● Action item: Duplicate the portion of the jury nullification passage starting with "As I tried cases, I" and going on through "proved its case.", keeping every word unchanged.
##### Selected extract #####
Paul Butler is a professor at the Georgetown University Law Center and a former trial attorney with the Justice Department. His book “Chokehold: Policing Black Men” will be published in February 2017.

I learned about jury nullification while serving as a prosecutor in the District in the 1990s. As a rookie, I was warned that in nonviolent drug cases, it would be tough to get a conviction, no matter how strong my evidence was. The experienced prosecutors explained that the African American jurors “didn’t want to send another black man to jail.”

As I tried cases, I gained enormous respect for the seriousness with which jurors approached their work. The jurors were often elderly African Americans who had moved to D.C. to escape the Jim Crow South, and they were honored to serve on a jury because they came from places where blacks didn’t have that privilege. These jurors had no problem convicting anyone of a violent offense, if the government proved its case.
##### Given records #####
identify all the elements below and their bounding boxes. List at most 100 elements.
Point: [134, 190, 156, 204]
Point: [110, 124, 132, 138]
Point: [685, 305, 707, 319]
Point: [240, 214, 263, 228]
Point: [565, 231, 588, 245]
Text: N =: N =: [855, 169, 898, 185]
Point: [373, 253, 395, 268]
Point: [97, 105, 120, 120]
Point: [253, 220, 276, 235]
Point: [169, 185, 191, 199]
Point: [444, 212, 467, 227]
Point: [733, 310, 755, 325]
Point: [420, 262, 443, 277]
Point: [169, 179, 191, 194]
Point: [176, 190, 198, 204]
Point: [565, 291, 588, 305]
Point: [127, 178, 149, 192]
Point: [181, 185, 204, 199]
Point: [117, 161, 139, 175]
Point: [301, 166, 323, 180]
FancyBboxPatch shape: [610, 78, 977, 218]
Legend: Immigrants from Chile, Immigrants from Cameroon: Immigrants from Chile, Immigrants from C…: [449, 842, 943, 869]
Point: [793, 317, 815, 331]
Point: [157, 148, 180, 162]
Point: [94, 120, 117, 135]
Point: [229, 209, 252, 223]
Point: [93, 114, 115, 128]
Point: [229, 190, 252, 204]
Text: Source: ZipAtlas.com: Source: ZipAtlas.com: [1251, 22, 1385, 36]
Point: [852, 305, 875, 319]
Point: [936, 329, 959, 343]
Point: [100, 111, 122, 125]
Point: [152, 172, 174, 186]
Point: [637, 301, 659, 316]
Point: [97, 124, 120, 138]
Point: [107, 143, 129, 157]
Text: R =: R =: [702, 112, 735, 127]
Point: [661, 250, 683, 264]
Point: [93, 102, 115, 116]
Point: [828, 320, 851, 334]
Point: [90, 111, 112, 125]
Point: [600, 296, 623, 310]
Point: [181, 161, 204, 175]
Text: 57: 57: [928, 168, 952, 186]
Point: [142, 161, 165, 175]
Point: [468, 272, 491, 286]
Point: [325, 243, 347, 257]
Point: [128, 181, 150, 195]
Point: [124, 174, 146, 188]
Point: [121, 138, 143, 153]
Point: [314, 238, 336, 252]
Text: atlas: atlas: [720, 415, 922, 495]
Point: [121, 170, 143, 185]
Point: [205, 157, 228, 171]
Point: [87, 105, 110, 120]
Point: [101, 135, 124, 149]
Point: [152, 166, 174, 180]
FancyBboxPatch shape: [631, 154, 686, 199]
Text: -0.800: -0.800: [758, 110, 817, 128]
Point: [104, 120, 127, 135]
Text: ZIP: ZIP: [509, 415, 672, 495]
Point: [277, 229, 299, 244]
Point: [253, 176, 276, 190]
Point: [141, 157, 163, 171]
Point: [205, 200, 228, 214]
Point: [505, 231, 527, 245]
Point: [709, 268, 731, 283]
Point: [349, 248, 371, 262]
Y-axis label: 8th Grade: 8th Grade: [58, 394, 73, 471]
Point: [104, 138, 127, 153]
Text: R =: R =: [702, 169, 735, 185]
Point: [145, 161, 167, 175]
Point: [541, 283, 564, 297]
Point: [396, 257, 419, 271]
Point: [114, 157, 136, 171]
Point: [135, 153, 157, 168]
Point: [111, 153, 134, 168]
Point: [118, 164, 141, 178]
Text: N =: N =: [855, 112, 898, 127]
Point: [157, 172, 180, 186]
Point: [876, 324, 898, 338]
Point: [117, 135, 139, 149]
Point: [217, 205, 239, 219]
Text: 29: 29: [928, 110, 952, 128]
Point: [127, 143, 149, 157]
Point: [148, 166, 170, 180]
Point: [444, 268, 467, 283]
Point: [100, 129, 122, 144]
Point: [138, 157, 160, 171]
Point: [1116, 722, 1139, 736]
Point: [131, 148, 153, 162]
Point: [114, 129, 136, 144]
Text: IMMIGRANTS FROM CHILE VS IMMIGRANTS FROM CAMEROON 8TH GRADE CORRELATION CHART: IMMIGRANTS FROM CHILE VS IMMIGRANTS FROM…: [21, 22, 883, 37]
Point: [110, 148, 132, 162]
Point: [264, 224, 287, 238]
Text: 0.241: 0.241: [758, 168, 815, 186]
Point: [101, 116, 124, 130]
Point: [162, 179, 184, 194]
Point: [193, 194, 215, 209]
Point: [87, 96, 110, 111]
#####
● Finished task:
As I tried cases, I gained enormous respect for the seriousness with which jurors approached their work. The jurors were often elderly African Americans who had moved to D.C. to escape the Jim Crow South, and they were honored to serve on a jury because they came from places where blacks didn’t have that privilege. These jurors had no problem convicting anyone of a violent offense, if the government proved its case.